* TAREFAS DO EXERCÍCIO *
- 1) Responda a estas perguntas com base na passagem sobre os factos da causa:
(a) Segundo a parte "FACTOS NÃO PROVADOS", existem factos relevantes considerados não provados?
(b) A quem cabe selecionar os factos relevantes para a decisão?
(c) Em função de quê são escolhidos os factos pertinentes para o julgamento da causa?
- 2) Prossiga a passagem sobre a fundamentação da matéria de facto a partir da última frase apresentada.

::: PASSAGEM DO TEXTO

2. FACTOS NÃO PROVADOS
Analisada a prova produzida nos presentes autos, com relevo para a decisão da causa, não existem factos relevantes que se tenham considerado não provados.
3. FUNDAMENTAÇÃO DA MATÉRIA DE FACTO
Cabe ao Tribunal Arbitral selecionar os factos relevantes para a decisão e discriminar a matéria de facto provada e não provada (cf. artigo 123.º, n.º 2, do CPPT e artigo 607.º, n.º 3, do CPC, aplicáveis ex vi artigo 29.º, n.º 1, alíneas a) e e), do RJAT). Os factos pertinentes para o julgamento da causa são escolhidos em função da sua relevância jurídica, considerando as várias soluções plausíveis das questões de Direito (cf. artigo 596.º, n.º 1, do CPC, aplicável ex vi artigo 29.º, n.º 1, alínea e), do RJAT).

::::::
::: EXCERTO DOS DADOS

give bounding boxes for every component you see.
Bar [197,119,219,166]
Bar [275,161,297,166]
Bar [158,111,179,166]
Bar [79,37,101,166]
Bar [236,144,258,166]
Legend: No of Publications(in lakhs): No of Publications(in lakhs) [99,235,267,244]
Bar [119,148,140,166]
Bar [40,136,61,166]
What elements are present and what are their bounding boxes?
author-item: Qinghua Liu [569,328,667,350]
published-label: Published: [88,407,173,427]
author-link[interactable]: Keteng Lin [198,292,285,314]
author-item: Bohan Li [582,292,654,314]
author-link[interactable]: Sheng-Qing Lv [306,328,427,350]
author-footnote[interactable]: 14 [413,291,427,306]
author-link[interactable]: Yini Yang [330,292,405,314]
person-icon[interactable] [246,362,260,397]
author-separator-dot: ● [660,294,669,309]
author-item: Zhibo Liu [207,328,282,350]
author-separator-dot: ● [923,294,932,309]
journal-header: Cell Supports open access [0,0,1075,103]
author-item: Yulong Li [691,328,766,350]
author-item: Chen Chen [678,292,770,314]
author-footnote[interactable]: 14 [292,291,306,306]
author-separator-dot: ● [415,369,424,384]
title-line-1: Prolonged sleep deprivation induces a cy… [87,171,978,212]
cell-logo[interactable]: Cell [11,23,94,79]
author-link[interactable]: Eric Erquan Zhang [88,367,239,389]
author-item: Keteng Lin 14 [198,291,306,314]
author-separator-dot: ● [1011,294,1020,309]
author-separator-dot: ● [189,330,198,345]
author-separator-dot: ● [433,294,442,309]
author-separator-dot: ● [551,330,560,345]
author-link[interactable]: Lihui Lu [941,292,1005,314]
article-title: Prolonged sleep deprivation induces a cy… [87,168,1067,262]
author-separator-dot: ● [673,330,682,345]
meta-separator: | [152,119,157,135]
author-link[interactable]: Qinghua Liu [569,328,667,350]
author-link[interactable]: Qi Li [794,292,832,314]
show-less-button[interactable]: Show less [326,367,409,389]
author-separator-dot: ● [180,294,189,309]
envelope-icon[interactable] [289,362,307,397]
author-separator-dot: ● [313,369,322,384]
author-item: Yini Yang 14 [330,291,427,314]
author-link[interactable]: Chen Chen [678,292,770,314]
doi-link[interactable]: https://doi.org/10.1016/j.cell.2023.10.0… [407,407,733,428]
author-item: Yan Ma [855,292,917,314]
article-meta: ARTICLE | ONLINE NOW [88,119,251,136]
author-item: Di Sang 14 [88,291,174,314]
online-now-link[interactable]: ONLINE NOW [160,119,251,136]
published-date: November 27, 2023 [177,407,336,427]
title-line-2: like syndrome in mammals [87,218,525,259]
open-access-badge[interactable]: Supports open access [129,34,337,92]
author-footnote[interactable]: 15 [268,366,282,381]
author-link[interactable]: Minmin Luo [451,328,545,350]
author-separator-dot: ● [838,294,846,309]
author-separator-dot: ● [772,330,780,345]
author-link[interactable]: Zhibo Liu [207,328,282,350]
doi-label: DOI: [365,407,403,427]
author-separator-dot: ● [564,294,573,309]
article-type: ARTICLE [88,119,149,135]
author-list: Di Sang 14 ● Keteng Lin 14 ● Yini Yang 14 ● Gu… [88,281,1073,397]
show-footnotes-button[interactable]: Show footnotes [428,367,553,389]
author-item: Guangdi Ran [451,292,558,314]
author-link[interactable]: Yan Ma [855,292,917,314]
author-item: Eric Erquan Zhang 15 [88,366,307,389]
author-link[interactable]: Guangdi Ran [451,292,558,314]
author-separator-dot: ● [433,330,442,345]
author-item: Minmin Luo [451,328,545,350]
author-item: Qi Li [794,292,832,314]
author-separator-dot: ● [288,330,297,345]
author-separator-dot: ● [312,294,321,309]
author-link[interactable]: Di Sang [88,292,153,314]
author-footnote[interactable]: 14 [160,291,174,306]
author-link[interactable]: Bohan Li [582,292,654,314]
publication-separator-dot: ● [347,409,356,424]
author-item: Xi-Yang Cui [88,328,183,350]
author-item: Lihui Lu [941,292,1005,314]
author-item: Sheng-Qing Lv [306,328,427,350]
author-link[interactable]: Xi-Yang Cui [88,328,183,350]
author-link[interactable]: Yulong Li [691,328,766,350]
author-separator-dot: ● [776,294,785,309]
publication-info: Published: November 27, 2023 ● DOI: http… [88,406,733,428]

::::::

* RESPOSTAS DO EXERCÍCIO *
- 1)
(a) Não, não existem factos relevantes que se tenham considerado não provados.
(b) Cabe ao Tribunal Arbitral.
(c) São escolhidos em função da sua relevância jurídica, considerando as várias soluções plausíveis das questões de Direito.

- 2)
Segundo o princípio da livre apreciação dos factos, o Tribunal Arbitral baseia a sua decisão, em relação aos factos alegados pelas partes, na sua íntima convicção formada a partir do exame e avaliação dos meios de prova trazidos ao processo, e de acordo com as regras da experiência (cf. artigo 16.º, alínea e), do RJAT, e artigo 607.º, n.º 5, do CPC, aplicável ex vi artigo 29.º, n.º 1, alínea e), do RJAT). Somente quando a força probatória de certos meios se encontra pré-estabelecida na lei (e.g., força probatória plena dos documentos autênticos, cf. artigo 371.º do Código Civil) é que não domina, relativamente à prova produzida, o princípio da livre apreciação.
Os factos elencados supra foram dados como provados com base nas posições assumidas pelas partes e nos documentos juntos processo por ambas as partes.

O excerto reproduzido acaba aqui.